Instruction: Go through the data below. Pull out every line that has the word "easyautodiagnostics".

Material to process:
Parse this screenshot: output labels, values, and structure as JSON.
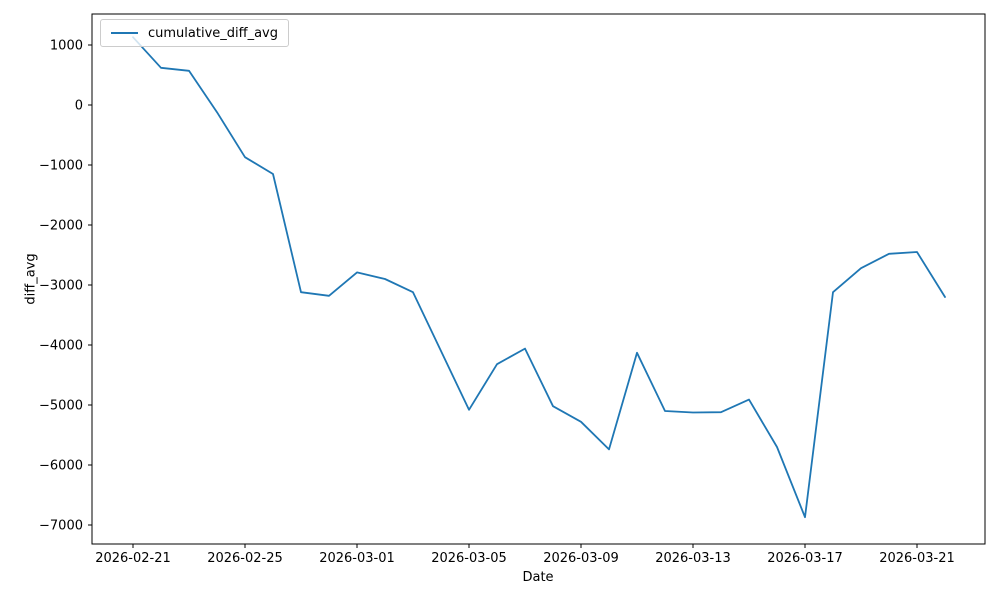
{
  "chart_data": {
    "type": "line",
    "xlabel": "Date",
    "ylabel": "diff_avg",
    "grid": false,
    "legend_position": "upper-left",
    "line_color": "#1f77b4",
    "x": [
      "2026-02-21",
      "2026-02-22",
      "2026-02-23",
      "2026-02-24",
      "2026-02-25",
      "2026-02-26",
      "2026-02-27",
      "2026-02-28",
      "2026-03-01",
      "2026-03-02",
      "2026-03-03",
      "2026-03-04",
      "2026-03-05",
      "2026-03-06",
      "2026-03-07",
      "2026-03-08",
      "2026-03-09",
      "2026-03-10",
      "2026-03-11",
      "2026-03-12",
      "2026-03-13",
      "2026-03-14",
      "2026-03-15",
      "2026-03-16",
      "2026-03-17",
      "2026-03-18",
      "2026-03-19",
      "2026-03-20",
      "2026-03-21",
      "2026-03-22"
    ],
    "series": [
      {
        "name": "cumulative_diff_avg",
        "values": [
          1130,
          620,
          570,
          -120,
          -870,
          -1150,
          -3120,
          -3180,
          -2790,
          -2900,
          -3120,
          -4100,
          -5080,
          -4320,
          -4060,
          -5020,
          -5280,
          -5740,
          -4130,
          -5100,
          -5125,
          -5120,
          -4910,
          -5700,
          -6870,
          -3120,
          -2720,
          -2480,
          -2450,
          -3200
        ]
      }
    ],
    "x_tick_labels": [
      "2026-02-21",
      "2026-02-25",
      "2026-03-01",
      "2026-03-05",
      "2026-03-09",
      "2026-03-13",
      "2026-03-17",
      "2026-03-21"
    ],
    "x_tick_day_indices": [
      0,
      4,
      8,
      12,
      16,
      20,
      24,
      28
    ],
    "y_ticks": [
      1000,
      0,
      -1000,
      -2000,
      -3000,
      -4000,
      -5000,
      -6000,
      -7000
    ],
    "y_tick_labels": [
      "1000",
      "0",
      "−1000",
      "−2000",
      "−3000",
      "−4000",
      "−5000",
      "−6000",
      "−7000"
    ],
    "ylim": [
      -7270,
      1530
    ]
  }
}
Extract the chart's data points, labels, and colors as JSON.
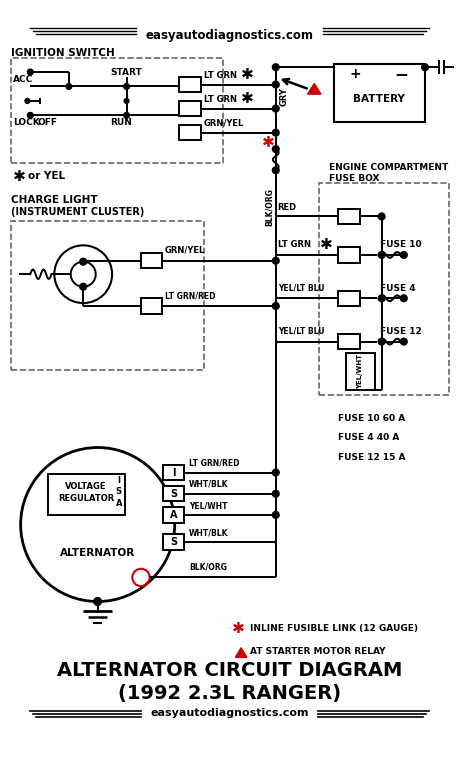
{
  "title_top": "easyautodiagnostics.com",
  "title_bottom1": "ALTERNATOR CIRCUIT DIAGRAM",
  "title_bottom2": "(1992 2.3L RANGER)",
  "title_bottom3": "easyautodiagnostics.com",
  "bg_color": "#ffffff",
  "line_color": "#000000",
  "red_color": "#cc0000",
  "figsize": [
    4.74,
    7.66
  ],
  "dpi": 100
}
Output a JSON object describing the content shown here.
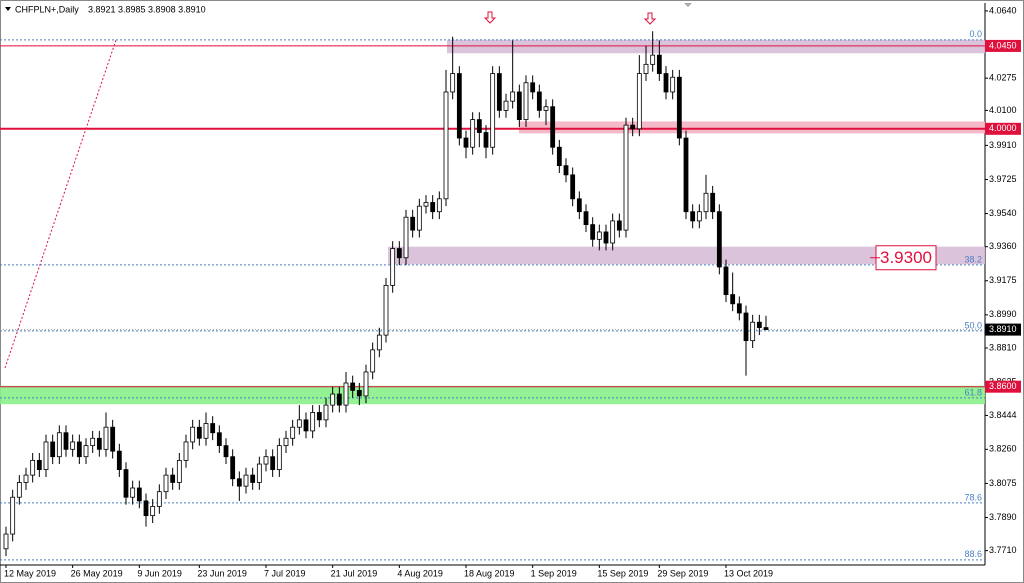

The result:
  "title_top": "easyautodiagnostics.com",
  "title_bottom3": "easyautodiagnostics.com",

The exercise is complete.